Provided material:
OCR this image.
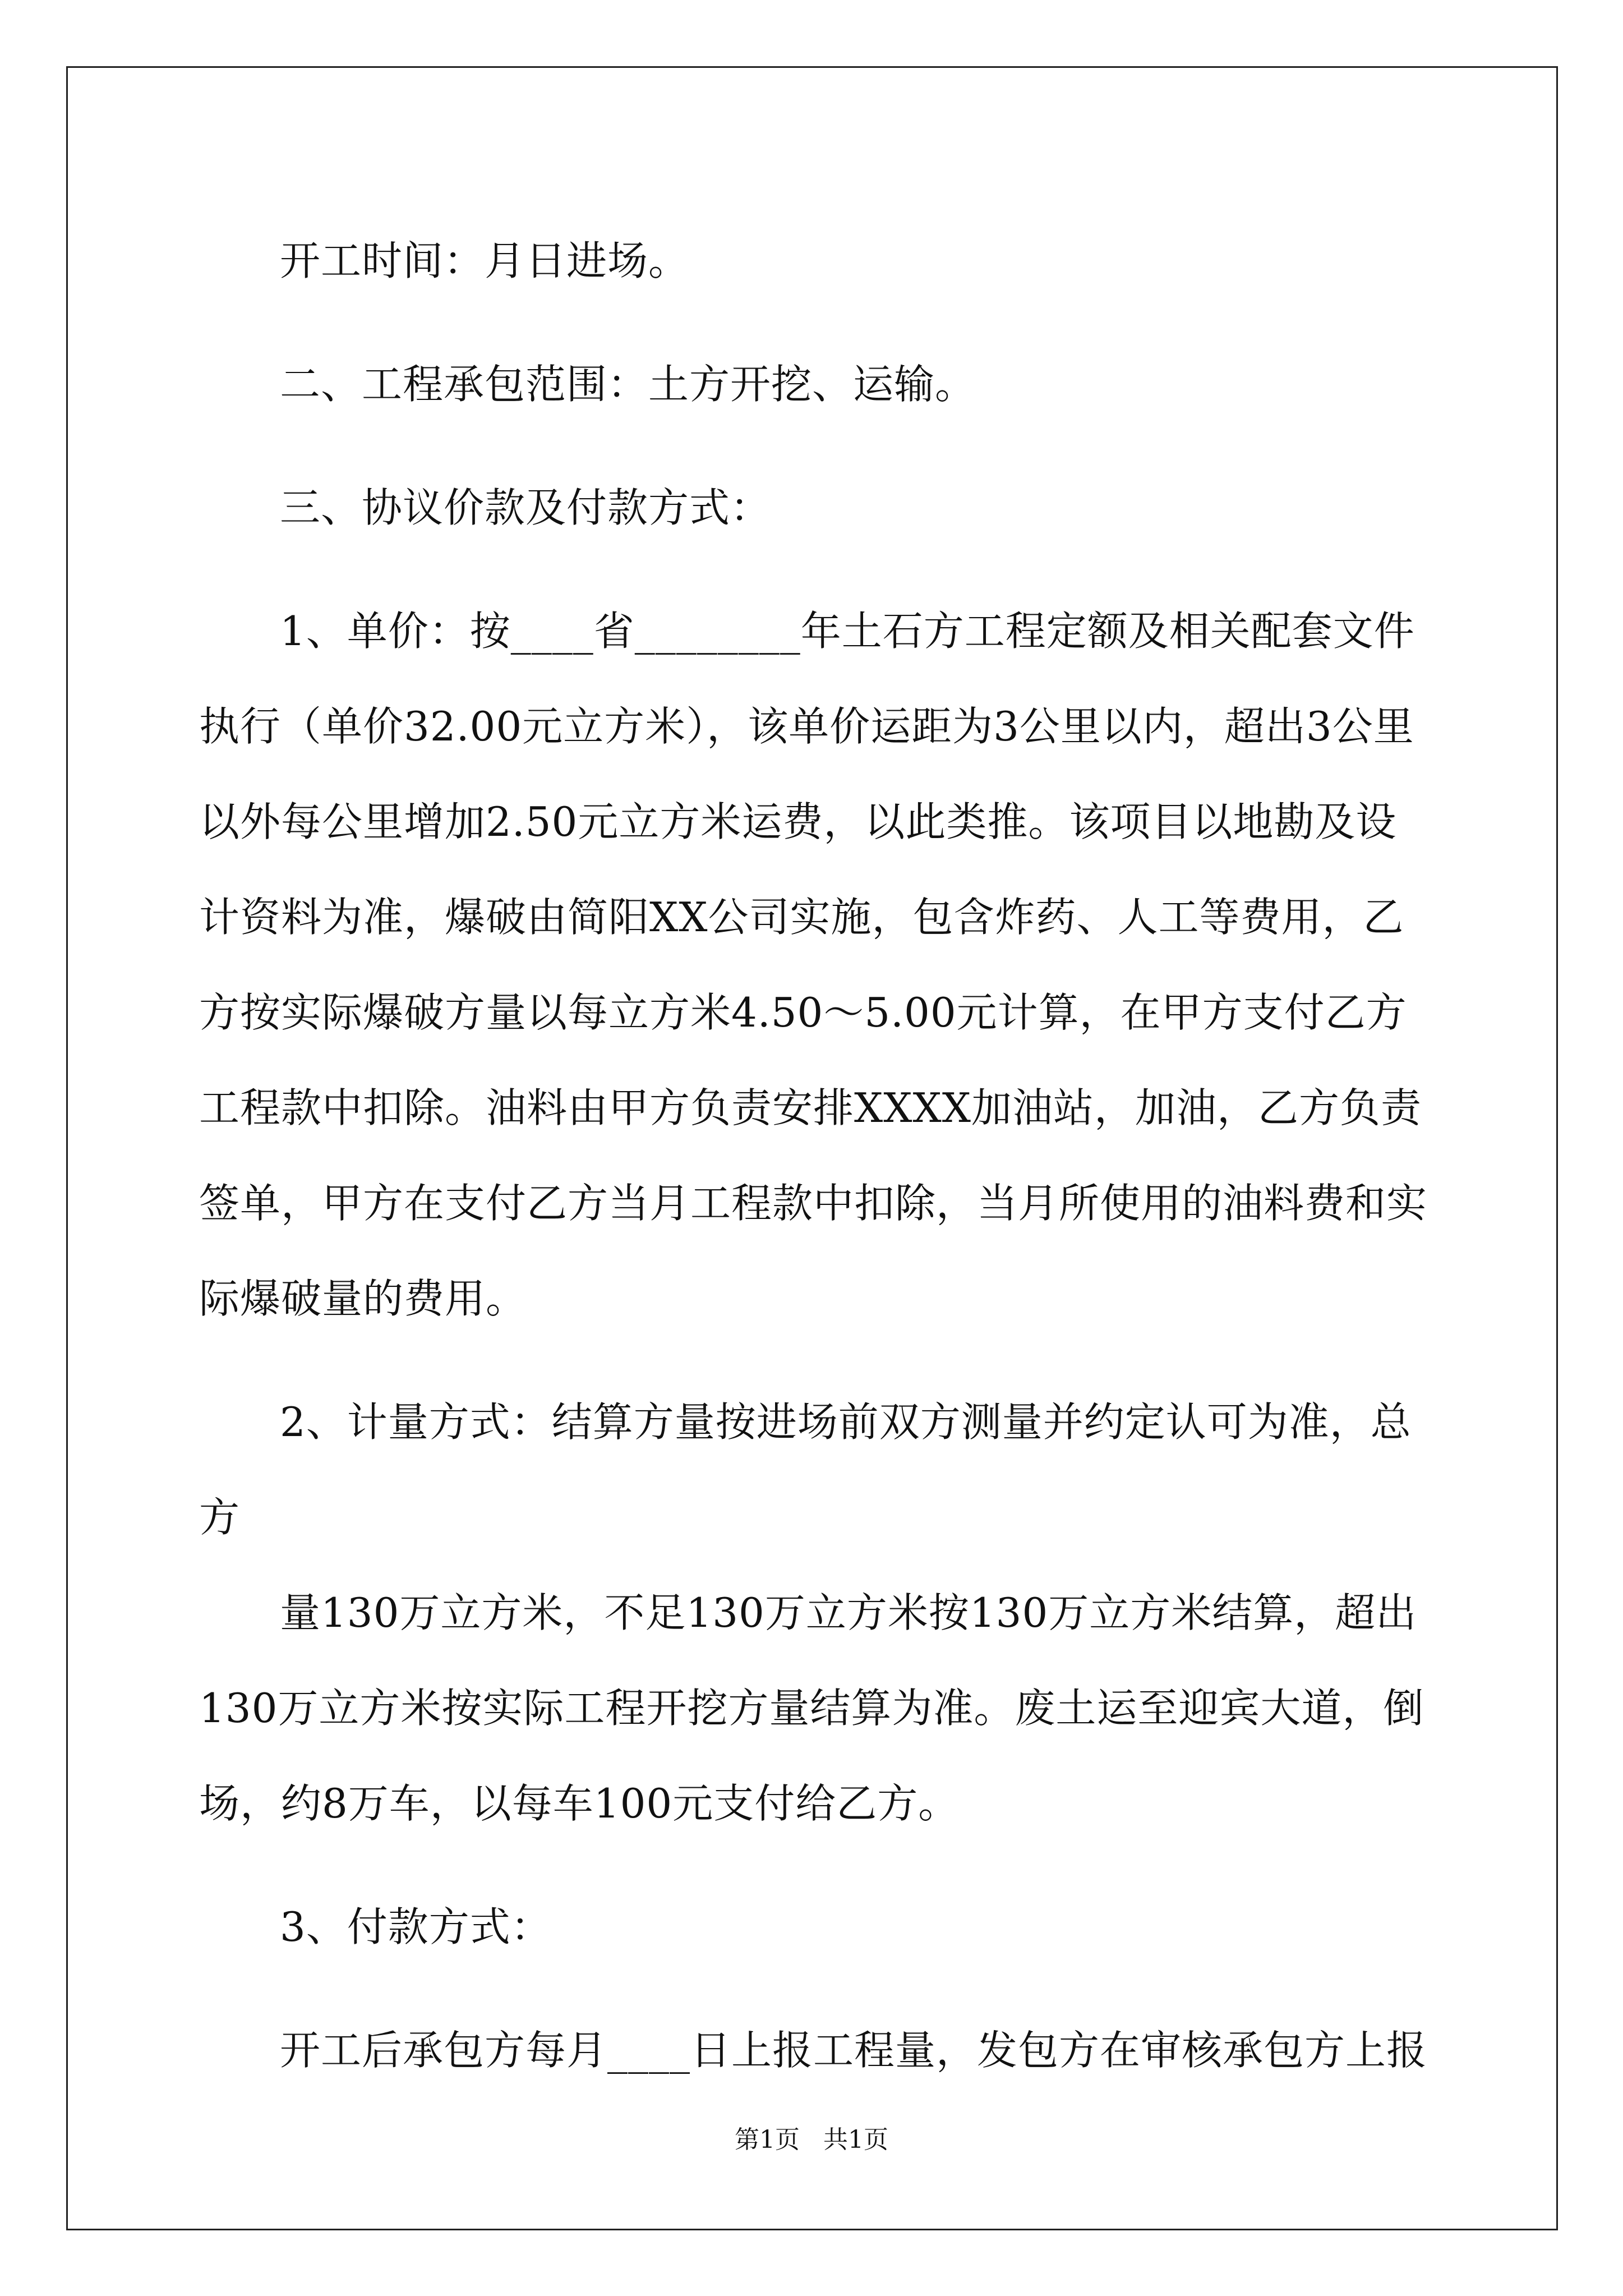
开工时间：月日进场。

二、工程承包范围：土方开挖、运输。

三、协议价款及付款方式：

1、单价：按____省________年土石方工程定额及相关配套文件执行（单价32.00元立方米），该单价运距为3公里以内，超出3公里以外每公里增加2.50元立方米运费，以此类推。该项目以地勘及设计资料为准，爆破由简阳XX公司实施，包含炸药、人工等费用，乙方按实际爆破方量以每立方米4.50～5.00元计算，在甲方支付乙方工程款中扣除。油料由甲方负责安排XXXX加油站，加油，乙方负责签单，甲方在支付乙方当月工程款中扣除，当月所使用的油料费和实际爆破量的费用。

2、计量方式：结算方量按进场前双方测量并约定认可为准，总方

量130万立方米，不足130万立方米按130万立方米结算，超出130万立方米按实际工程开挖方量结算为准。废土运至迎宾大道，倒场，约8万车，以每车100元支付给乙方。

3、付款方式：

开工后承包方每月____日上报工程量，发包方在审核承包方上报

第1页 共1页
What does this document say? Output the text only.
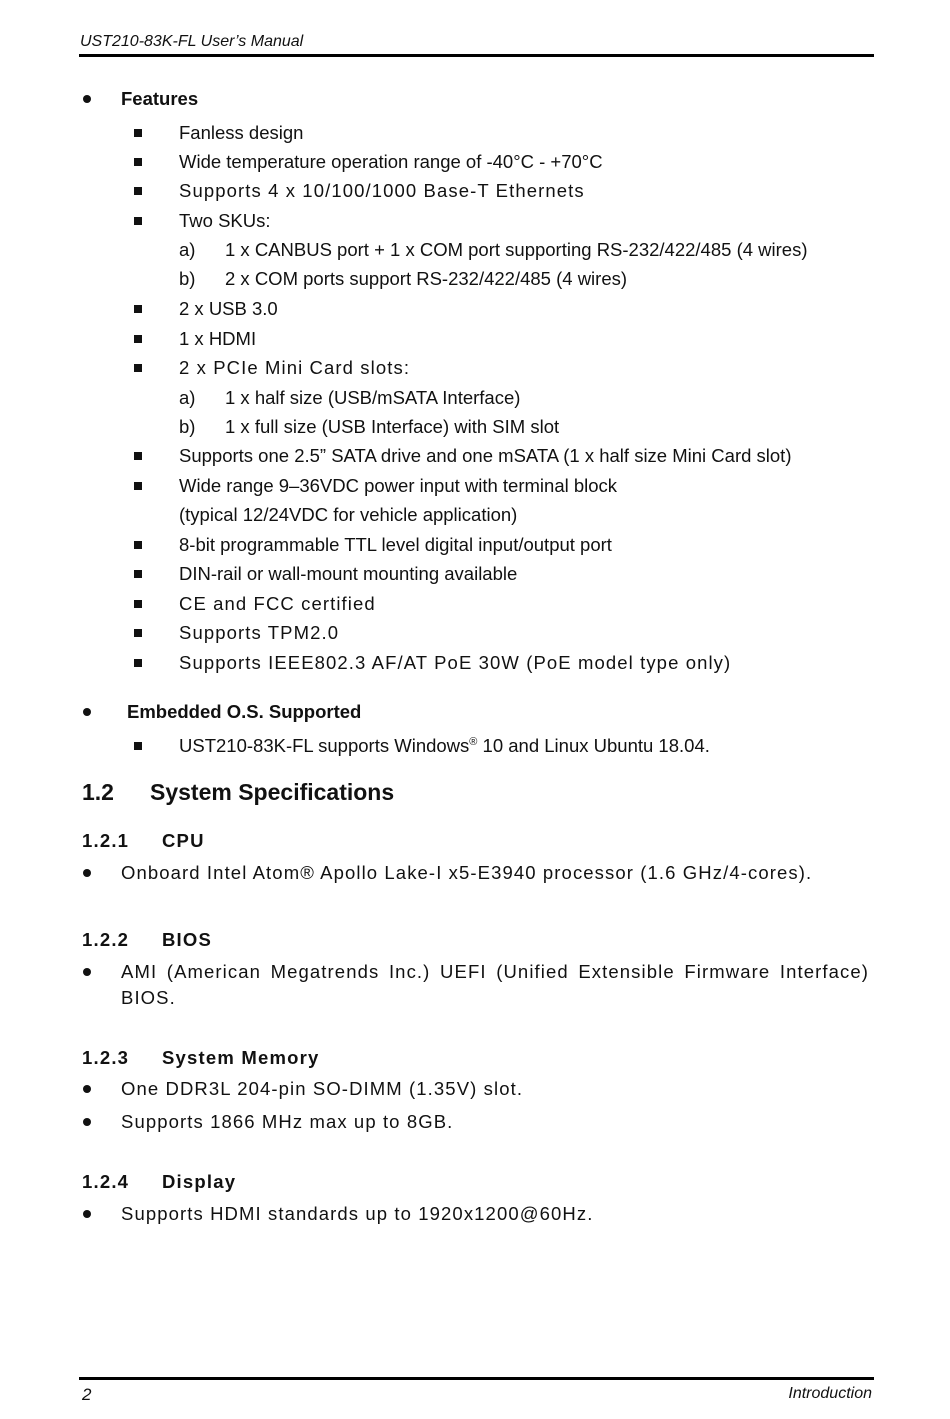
UST210-83K-FL User’s Manual
Features
Fanless design
Wide temperature operation range of -40°C - +70°C
Supports 4 x 10/100/1000 Base-T Ethernets
Two SKUs:
a) 1 x CANBUS port + 1 x COM port supporting RS-232/422/485 (4 wires)
b) 2 x COM ports support RS-232/422/485 (4 wires)
2 x USB 3.0
1 x HDMI
2 x PCIe Mini Card slots:
a) 1 x half size (USB/mSATA Interface)
b) 1 x full size (USB Interface) with SIM slot
Supports one 2.5” SATA drive and one mSATA (1 x half size Mini Card slot)
Wide range 9–36VDC power input with terminal block
(typical 12/24VDC for vehicle application)
8-bit programmable TTL level digital input/output port
DIN-rail or wall-mount mounting available
CE and FCC certified
Supports TPM2.0
Supports IEEE802.3 AF/AT PoE 30W (PoE model type only)
Embedded O.S. Supported
UST210-83K-FL supports Windows® 10 and Linux Ubuntu 18.04.
1.2 System Specifications
1.2.1 CPU
Onboard Intel Atom® Apollo Lake-I x5-E3940 processor (1.6 GHz/4-cores).
1.2.2 BIOS
AMI (American Megatrends Inc.) UEFI (Unified Extensible Firmware Interface) BIOS.
1.2.3 System Memory
One DDR3L 204-pin SO-DIMM (1.35V) slot.
Supports 1866 MHz max up to 8GB.
1.2.4 Display
Supports HDMI standards up to 1920x1200@60Hz.
2	Introduction
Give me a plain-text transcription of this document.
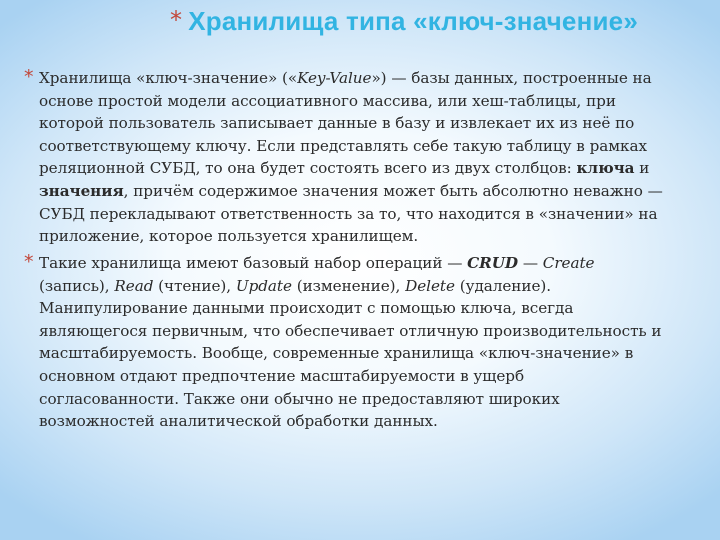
* Хранилища типа «ключ-значение»
* Хранилища «ключ-значение» («Key-Value») — базы данных, построенные на
основе простой модели ассоциативного массива, или хеш-таблицы, при
которой пользователь записывает данные в базу и извлекает их из неё по
соответствующему ключу. Если представлять себе такую таблицу в рамках
реляционной СУБД, то она будет состоять всего из двух столбцов: ключа и
значения, причём содержимое значения может быть абсолютно неважно —
СУБД перекладывают ответственность за то, что находится в «значении» на
приложение, которое пользуется хранилищем.
* Такие хранилища имеют базовый набор операций — CRUD — Create
(запись), Read (чтение), Update (изменение), Delete (удаление).
Манипулирование данными происходит с помощью ключа, всегда
являющегося первичным, что обеспечивает отличную производительность и
масштабируемость. Вообще, современные хранилища «ключ-значение» в
основном отдают предпочтение масштабируемости в ущерб
согласованности. Также они обычно не предоставляют широких
возможностей аналитической обработки данных.
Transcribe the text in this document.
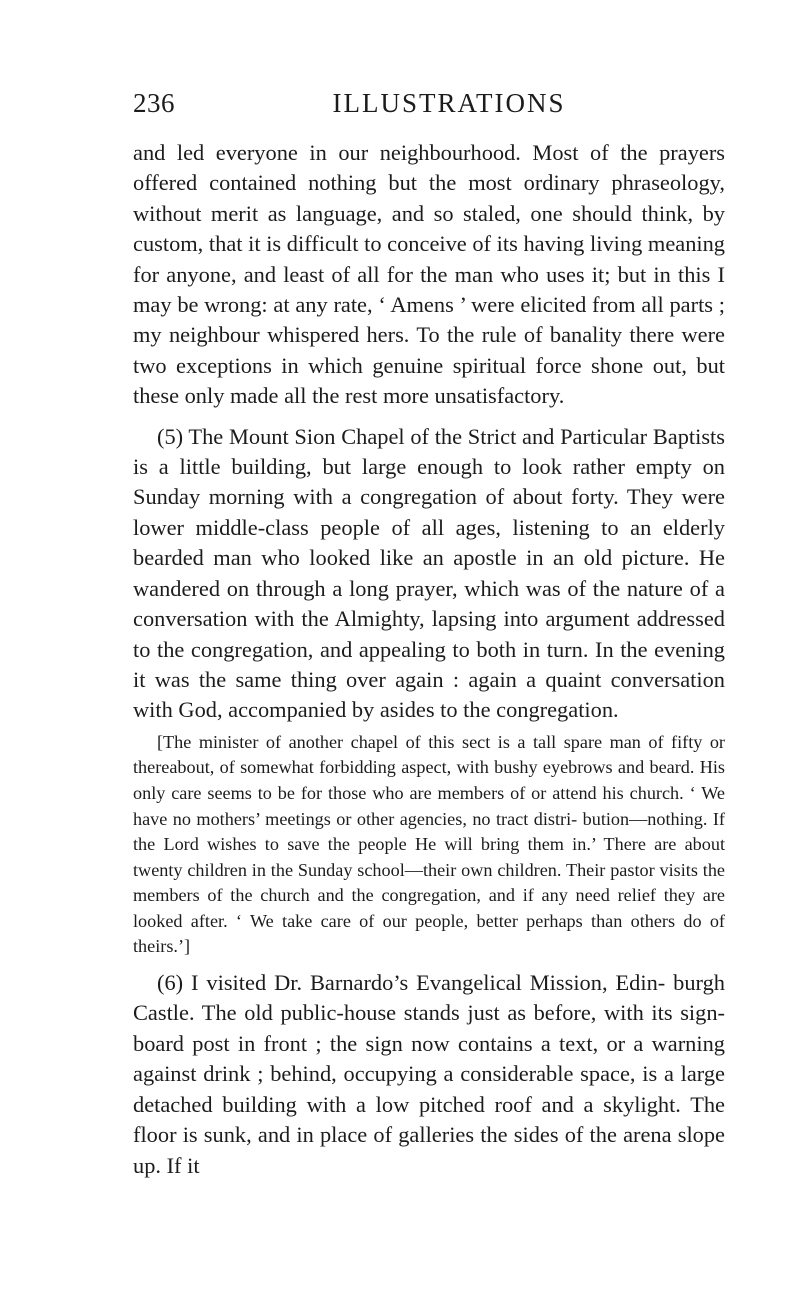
236	ILLUSTRATIONS

and led everyone in our neighbourhood. Most of the prayers offered contained nothing but the most ordinary phraseology, without merit as language, and so staled, one should think, by custom, that it is difficult to conceive of its having living meaning for anyone, and least of all for the man who uses it; but in this I may be wrong: at any rate, ‘ Amens ’ were elicited from all parts ; my neighbour whispered hers. To the rule of banality there were two exceptions in which genuine spiritual force shone out, but these only made all the rest more unsatisfactory.

(5) The Mount Sion Chapel of the Strict and Particular Baptists is a little building, but large enough to look rather empty on Sunday morning with a congregation of about forty. They were lower middle-class people of all ages, listening to an elderly bearded man who looked like an apostle in an old picture. He wandered on through a long prayer, which was of the nature of a conversation with the Almighty, lapsing into argument addressed to the congregation, and appealing to both in turn. In the evening it was the same thing over again : again a quaint conversation with God, accompanied by asides to the congregation.

[The minister of another chapel of this sect is a tall spare man of fifty or thereabout, of somewhat forbidding aspect, with bushy eyebrows and beard. His only care seems to be for those who are members of or attend his church. ‘ We have no mothers’ meetings or other agencies, no tract distri- bution—nothing. If the Lord wishes to save the people He will bring them in.’ There are about twenty children in the Sunday school—their own children. Their pastor visits the members of the church and the congregation, and if any need relief they are looked after. ‘ We take care of our people, better perhaps than others do of theirs.’]

(6) I visited Dr. Barnardo’s Evangelical Mission, Edin- burgh Castle. The old public-house stands just as before, with its sign-board post in front ; the sign now contains a text, or a warning against drink ; behind, occupying a considerable space, is a large detached building with a low pitched roof and a skylight. The floor is sunk, and in place of galleries the sides of the arena slope up. If it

Prompt:
Track down every line holding the string "size" and copy it.

Response to this exercise:
a) 1 x half size (USB/mSATA Interface)
b) 1 x full size (USB Interface) with SIM slot
Supports one 2.5” SATA drive and one mSATA (1 x half size Mini Card slot)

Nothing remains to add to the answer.